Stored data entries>
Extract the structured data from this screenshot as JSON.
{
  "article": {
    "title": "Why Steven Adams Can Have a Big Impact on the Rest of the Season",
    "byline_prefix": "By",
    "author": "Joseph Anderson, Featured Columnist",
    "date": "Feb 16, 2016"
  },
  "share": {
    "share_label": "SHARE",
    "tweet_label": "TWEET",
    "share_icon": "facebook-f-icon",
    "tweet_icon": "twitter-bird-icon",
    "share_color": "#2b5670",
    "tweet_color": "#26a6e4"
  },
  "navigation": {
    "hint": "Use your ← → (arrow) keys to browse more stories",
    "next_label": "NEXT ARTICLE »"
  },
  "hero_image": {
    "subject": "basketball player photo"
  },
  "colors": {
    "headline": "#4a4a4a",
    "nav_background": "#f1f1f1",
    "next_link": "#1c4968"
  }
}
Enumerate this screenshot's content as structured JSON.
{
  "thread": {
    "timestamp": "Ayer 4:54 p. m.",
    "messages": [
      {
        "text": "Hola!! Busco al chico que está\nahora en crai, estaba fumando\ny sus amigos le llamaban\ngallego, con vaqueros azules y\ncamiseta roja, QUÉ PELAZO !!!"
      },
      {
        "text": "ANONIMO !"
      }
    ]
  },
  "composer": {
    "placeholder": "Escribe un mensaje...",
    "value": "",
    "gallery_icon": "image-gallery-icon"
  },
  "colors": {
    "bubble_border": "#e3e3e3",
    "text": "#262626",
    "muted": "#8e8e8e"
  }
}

What needs to be done> Extract all of the data shown above without alteration.

Correct answer>
Extract the structured data from this screenshot as JSON.
{
  "article": {
    "title": "Why Steven Adams Can Have a Big Impact on the Rest of the Season",
    "byline_prefix": "By",
    "author": "Joseph Anderson, Featured Columnist",
    "date": "Feb 16, 2016"
  },
  "share": {
    "share_label": "SHARE",
    "tweet_label": "TWEET",
    "share_icon": "facebook-f-icon",
    "tweet_icon": "twitter-bird-icon",
    "share_color": "#2b5670",
    "tweet_color": "#26a6e4"
  },
  "navigation": {
    "hint": "Use your ← → (arrow) keys to browse more stories",
    "next_label": "NEXT ARTICLE »"
  },
  "hero_image": {
    "subject": "basketball player photo"
  },
  "colors": {
    "headline": "#4a4a4a",
    "nav_background": "#f1f1f1",
    "next_link": "#1c4968"
  }
}
Enumerate this screenshot's content as structured JSON.
{
  "thread": {
    "timestamp": "Ayer 4:54 p. m.",
    "messages": [
      {
        "text": "Hola!! Busco al chico que está\nahora en crai, estaba fumando\ny sus amigos le llamaban\ngallego, con vaqueros azules y\ncamiseta roja, QUÉ PELAZO !!!"
      },
      {
        "text": "ANONIMO !"
      }
    ]
  },
  "composer": {
    "placeholder": "Escribe un mensaje...",
    "value": "",
    "gallery_icon": "image-gallery-icon"
  },
  "colors": {
    "bubble_border": "#e3e3e3",
    "text": "#262626",
    "muted": "#8e8e8e"
  }
}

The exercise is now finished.